▶ _THE PROBLEM_: Set the data down again, exactly as it reads, but without the pictures.

# RECORDS SHOWN start

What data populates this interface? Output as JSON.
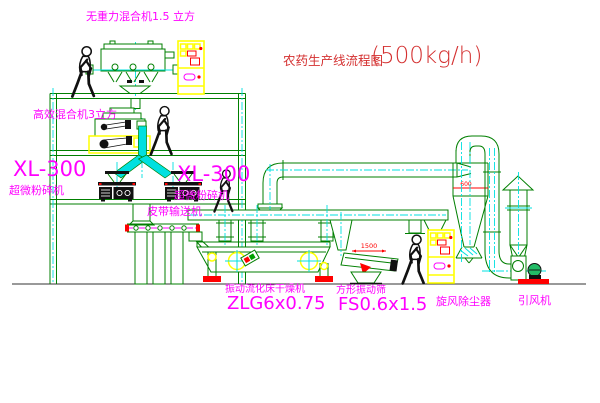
{
  "title": {
    "name": "农药生产线流程图",
    "capacity": "(500kg/h)"
  },
  "equipment_labels": {
    "gravity_mixer": "无重力混合机1.5 立方",
    "high_efficiency_mixer": "高效混合机3立方",
    "mill_left_model": "XL-300",
    "mill_left_name": "超微粉碎机",
    "mill_right_model": "XL-300",
    "mill_right_name": "超微粉碎机",
    "belt_conveyor": "皮带输送机",
    "dryer_name": "振动流化床干燥机",
    "dryer_model": "ZLG6x0.75",
    "sieve_name": "方形振动筛",
    "sieve_model": "FS0.6x1.5",
    "cyclone": "旋风除尘器",
    "fan": "引风机"
  },
  "dimensions": {
    "sieve_length": "1500",
    "cyclone_diameter": "600"
  },
  "colors": {
    "line_green": "#007f00",
    "centerline_cyan": "#00e0e0",
    "label_magenta": "#ff00ff",
    "title_red": "#d43030",
    "dim_red": "#ff0000",
    "highlight_yellow": "#ffff00",
    "background": "#ffffff"
  }
}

# RECORDS SHOWN end

▶ _OUTPUT FOR THIS TASK_:
What data populates this interface? Output as JSON.
{
  "title": {
    "name": "农药生产线流程图",
    "capacity": "(500kg/h)"
  },
  "equipment_labels": {
    "gravity_mixer": "无重力混合机1.5 立方",
    "high_efficiency_mixer": "高效混合机3立方",
    "mill_left_model": "XL-300",
    "mill_left_name": "超微粉碎机",
    "mill_right_model": "XL-300",
    "mill_right_name": "超微粉碎机",
    "belt_conveyor": "皮带输送机",
    "dryer_name": "振动流化床干燥机",
    "dryer_model": "ZLG6x0.75",
    "sieve_name": "方形振动筛",
    "sieve_model": "FS0.6x1.5",
    "cyclone": "旋风除尘器",
    "fan": "引风机"
  },
  "dimensions": {
    "sieve_length": "1500",
    "cyclone_diameter": "600"
  },
  "colors": {
    "line_green": "#007f00",
    "centerline_cyan": "#00e0e0",
    "label_magenta": "#ff00ff",
    "title_red": "#d43030",
    "dim_red": "#ff0000",
    "highlight_yellow": "#ffff00",
    "background": "#ffffff"
  }
}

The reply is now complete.